## start Listed records

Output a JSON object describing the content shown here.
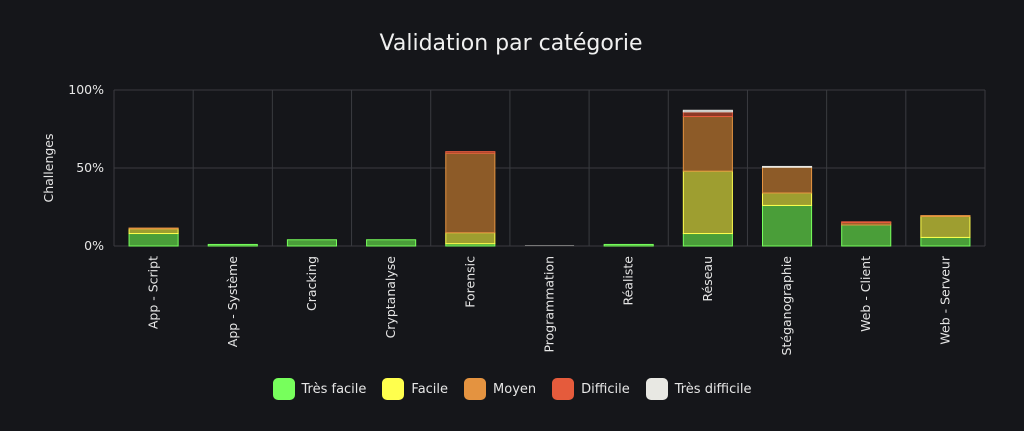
{
  "chart_data": {
    "type": "bar",
    "stacked": true,
    "title": "Validation par catégorie",
    "ylabel": "Challenges",
    "xlabel": "",
    "ylim": [
      0,
      100
    ],
    "yticks": [
      {
        "value": 0,
        "label": "0%"
      },
      {
        "value": 50,
        "label": "50%"
      },
      {
        "value": 100,
        "label": "100%"
      }
    ],
    "categories": [
      "App - Script",
      "App - Système",
      "Cracking",
      "Cryptanalyse",
      "Forensic",
      "Programmation",
      "Réaliste",
      "Réseau",
      "Stéganographie",
      "Web - Client",
      "Web - Serveur"
    ],
    "series": [
      {
        "name": "Très facile",
        "color": "#77ff5c",
        "values": [
          8,
          1,
          4,
          4,
          1.5,
          0,
          1,
          8,
          26,
          13.5,
          5.5
        ]
      },
      {
        "name": "Facile",
        "color": "#ffff4d",
        "values": [
          3,
          0,
          0,
          0,
          7,
          0,
          0,
          40,
          8,
          0,
          13.5
        ]
      },
      {
        "name": "Moyen",
        "color": "#e49340",
        "values": [
          0.5,
          0,
          0,
          0,
          51,
          0,
          0,
          35,
          16.5,
          1.5,
          0.5
        ]
      },
      {
        "name": "Difficile",
        "color": "#e55b3c",
        "values": [
          0,
          0,
          0,
          0,
          1,
          0,
          0,
          3,
          0,
          0.5,
          0
        ]
      },
      {
        "name": "Très difficile",
        "color": "#e8e8e3",
        "values": [
          0,
          0,
          0,
          0,
          0,
          0,
          0,
          1,
          0.5,
          0,
          0
        ]
      }
    ],
    "legend_position": "bottom",
    "grid": true
  }
}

## end Listed records

Your task => Find the word "Très" in the material, then list each line that holds it.

Exercise response =>
        "name": "Très facile",
        "name": "Très difficile",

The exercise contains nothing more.